▶ _Exercise_:
Rewrite the lines from the first one through the line containing "page-number: 117 [655, 956, 678, 970]", swapping "affiliation" for "institution" wherever it occurs and changing nothing else.

########################################

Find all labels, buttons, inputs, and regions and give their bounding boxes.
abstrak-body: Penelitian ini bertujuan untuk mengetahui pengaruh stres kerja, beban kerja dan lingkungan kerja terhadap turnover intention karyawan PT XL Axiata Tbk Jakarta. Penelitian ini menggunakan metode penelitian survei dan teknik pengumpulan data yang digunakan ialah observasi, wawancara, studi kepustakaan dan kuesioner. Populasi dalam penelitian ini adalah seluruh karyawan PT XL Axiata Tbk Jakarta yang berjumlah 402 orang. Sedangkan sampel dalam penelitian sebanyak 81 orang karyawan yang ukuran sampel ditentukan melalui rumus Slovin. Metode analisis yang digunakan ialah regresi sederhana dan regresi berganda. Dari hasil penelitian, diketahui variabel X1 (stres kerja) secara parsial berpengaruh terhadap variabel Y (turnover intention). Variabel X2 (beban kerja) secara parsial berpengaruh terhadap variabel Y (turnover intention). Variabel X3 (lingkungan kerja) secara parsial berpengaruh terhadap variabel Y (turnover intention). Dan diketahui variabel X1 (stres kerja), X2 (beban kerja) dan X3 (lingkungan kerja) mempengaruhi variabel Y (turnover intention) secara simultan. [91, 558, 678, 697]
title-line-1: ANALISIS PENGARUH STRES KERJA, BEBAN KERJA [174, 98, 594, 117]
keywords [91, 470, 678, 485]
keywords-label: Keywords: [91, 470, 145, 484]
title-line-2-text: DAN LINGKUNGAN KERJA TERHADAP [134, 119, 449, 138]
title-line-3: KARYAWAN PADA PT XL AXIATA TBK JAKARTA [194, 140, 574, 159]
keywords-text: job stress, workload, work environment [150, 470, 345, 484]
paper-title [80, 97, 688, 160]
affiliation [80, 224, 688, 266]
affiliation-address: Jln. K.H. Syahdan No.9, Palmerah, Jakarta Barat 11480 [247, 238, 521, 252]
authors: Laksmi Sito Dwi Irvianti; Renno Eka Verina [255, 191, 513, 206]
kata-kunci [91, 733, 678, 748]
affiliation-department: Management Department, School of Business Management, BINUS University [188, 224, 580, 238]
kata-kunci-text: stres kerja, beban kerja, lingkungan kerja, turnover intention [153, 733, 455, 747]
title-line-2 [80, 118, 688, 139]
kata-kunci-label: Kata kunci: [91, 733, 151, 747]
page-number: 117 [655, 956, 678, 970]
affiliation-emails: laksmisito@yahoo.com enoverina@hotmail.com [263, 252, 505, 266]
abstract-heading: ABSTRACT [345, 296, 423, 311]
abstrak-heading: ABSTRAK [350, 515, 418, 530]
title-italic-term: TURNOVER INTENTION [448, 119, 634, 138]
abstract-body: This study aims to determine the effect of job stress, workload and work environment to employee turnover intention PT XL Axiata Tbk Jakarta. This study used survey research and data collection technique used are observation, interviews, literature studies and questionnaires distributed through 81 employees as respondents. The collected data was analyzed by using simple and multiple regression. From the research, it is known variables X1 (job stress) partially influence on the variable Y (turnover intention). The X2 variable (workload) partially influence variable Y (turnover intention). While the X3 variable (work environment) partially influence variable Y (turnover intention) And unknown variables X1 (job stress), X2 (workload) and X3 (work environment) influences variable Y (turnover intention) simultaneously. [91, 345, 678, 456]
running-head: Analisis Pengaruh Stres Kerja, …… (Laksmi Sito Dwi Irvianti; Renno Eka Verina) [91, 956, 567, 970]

########################################

▶ _Task answer_:
Find all labels, buttons, inputs, and regions and give their bounding boxes.
abstrak-body: Penelitian ini bertujuan untuk mengetahui pengaruh stres kerja, beban kerja dan lingkungan kerja terhadap turnover intention karyawan PT XL Axiata Tbk Jakarta. Penelitian ini menggunakan metode penelitian survei dan teknik pengumpulan data yang digunakan ialah observasi, wawancara, studi kepustakaan dan kuesioner. Populasi dalam penelitian ini adalah seluruh karyawan PT XL Axiata Tbk Jakarta yang berjumlah 402 orang. Sedangkan sampel dalam penelitian sebanyak 81 orang karyawan yang ukuran sampel ditentukan melalui rumus Slovin. Metode analisis yang digunakan ialah regresi sederhana dan regresi berganda. Dari hasil penelitian, diketahui variabel X1 (stres kerja) secara parsial berpengaruh terhadap variabel Y (turnover intention). Variabel X2 (beban kerja) secara parsial berpengaruh terhadap variabel Y (turnover intention). Variabel X3 (lingkungan kerja) secara parsial berpengaruh terhadap variabel Y (turnover intention). Dan diketahui variabel X1 (stres kerja), X2 (beban kerja) dan X3 (lingkungan kerja) mempengaruhi variabel Y (turnover intention) secara simultan. [91, 558, 678, 697]
title-line-1: ANALISIS PENGARUH STRES KERJA, BEBAN KERJA [174, 98, 594, 117]
keywords [91, 470, 678, 485]
keywords-label: Keywords: [91, 470, 145, 484]
title-line-2-text: DAN LINGKUNGAN KERJA TERHADAP [134, 119, 449, 138]
title-line-3: KARYAWAN PADA PT XL AXIATA TBK JAKARTA [194, 140, 574, 159]
keywords-text: job stress, workload, work environment [150, 470, 345, 484]
paper-title [80, 97, 688, 160]
institution [80, 224, 688, 266]
institution-address: Jln. K.H. Syahdan No.9, Palmerah, Jakarta Barat 11480 [247, 238, 521, 252]
authors: Laksmi Sito Dwi Irvianti; Renno Eka Verina [255, 191, 513, 206]
kata-kunci [91, 733, 678, 748]
institution-department: Management Department, School of Business Management, BINUS University [188, 224, 580, 238]
kata-kunci-text: stres kerja, beban kerja, lingkungan kerja, turnover intention [153, 733, 455, 747]
title-line-2 [80, 118, 688, 139]
kata-kunci-label: Kata kunci: [91, 733, 151, 747]
page-number: 117 [655, 956, 678, 970]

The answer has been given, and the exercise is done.